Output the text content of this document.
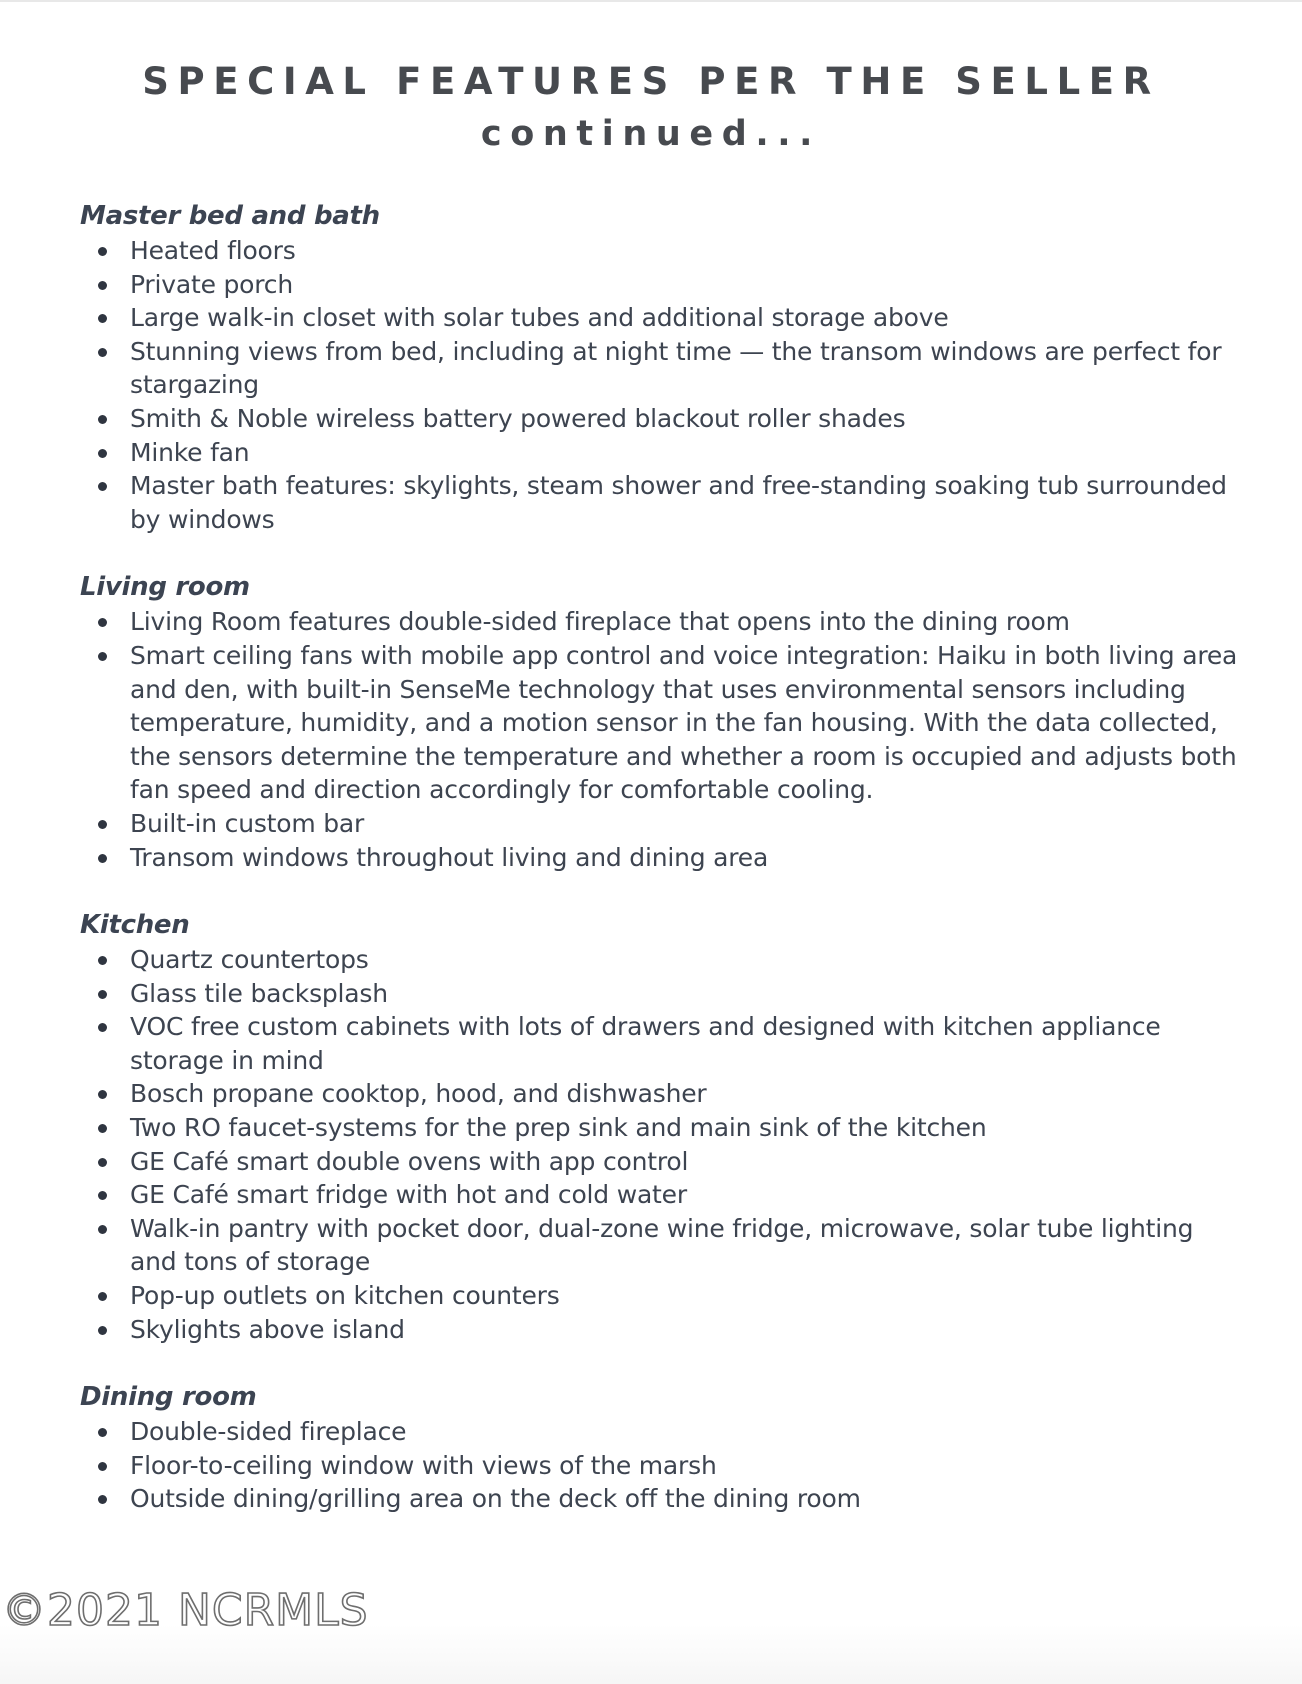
SPECIAL FEATURES PER THE SELLER
continued...
Master bed and bath
Heated floors
Private porch
Large walk-in closet with solar tubes and additional storage above
Stunning views from bed, including at night time — the transom windows are perfect for stargazing
Smith & Noble wireless battery powered blackout roller shades
Minke fan
Master bath features: skylights, steam shower and free-standing soaking tub surrounded by windows
Living room
Living Room features double-sided fireplace that opens into the dining room
Smart ceiling fans with mobile app control and voice integration: Haiku in both living area and den, with built-in SenseMe technology that uses environmental sensors including temperature, humidity, and a motion sensor in the fan housing. With the data collected, the sensors determine the temperature and whether a room is occupied and adjusts both fan speed and direction accordingly for comfortable cooling.
Built-in custom bar
Transom windows throughout living and dining area
Kitchen
Quartz countertops
Glass tile backsplash
VOC free custom cabinets with lots of drawers and designed with kitchen appliance storage in mind
Bosch propane cooktop, hood, and dishwasher
Two RO faucet-systems for the prep sink and main sink of the kitchen
GE Café smart double ovens with app control
GE Café smart fridge with hot and cold water
Walk-in pantry with pocket door, dual-zone wine fridge, microwave, solar tube lighting and tons of storage
Pop-up outlets on kitchen counters
Skylights above island
Dining room
Double-sided fireplace
Floor-to-ceiling window with views of the marsh
Outside dining/grilling area on the deck off the dining room
©2021 NCRMLS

_____

▸ **Task to complete**
Could you repeat all of the material exactly? Pictures should not be copied.

▸ **Reply to the task**
Output the text content of this document.
SPECIAL FEATURES PER THE SELLER
continued...
Master bed and bath
Heated floors
Private porch
Large walk-in closet with solar tubes and additional storage above
Stunning views from bed, including at night time — the transom windows are perfect for stargazing
Smith & Noble wireless battery powered blackout roller shades
Minke fan
Master bath features: skylights, steam shower and free-standing soaking tub surrounded by windows
Living room
Living Room features double-sided fireplace that opens into the dining room
Smart ceiling fans with mobile app control and voice integration: Haiku in both living area and den, with built-in SenseMe technology that uses environmental sensors including temperature, humidity, and a motion sensor in the fan housing. With the data collected, the sensors determine the temperature and whether a room is occupied and adjusts both fan speed and direction accordingly for comfortable cooling.
Built-in custom bar
Transom windows throughout living and dining area
Kitchen
Quartz countertops
Glass tile backsplash
VOC free custom cabinets with lots of drawers and designed with kitchen appliance storage in mind
Bosch propane cooktop, hood, and dishwasher
Two RO faucet-systems for the prep sink and main sink of the kitchen
GE Café smart double ovens with app control
GE Café smart fridge with hot and cold water
Walk-in pantry with pocket door, dual-zone wine fridge, microwave, solar tube lighting and tons of storage
Pop-up outlets on kitchen counters
Skylights above island
Dining room
Double-sided fireplace
Floor-to-ceiling window with views of the marsh
Outside dining/grilling area on the deck off the dining room
©2021 NCRMLS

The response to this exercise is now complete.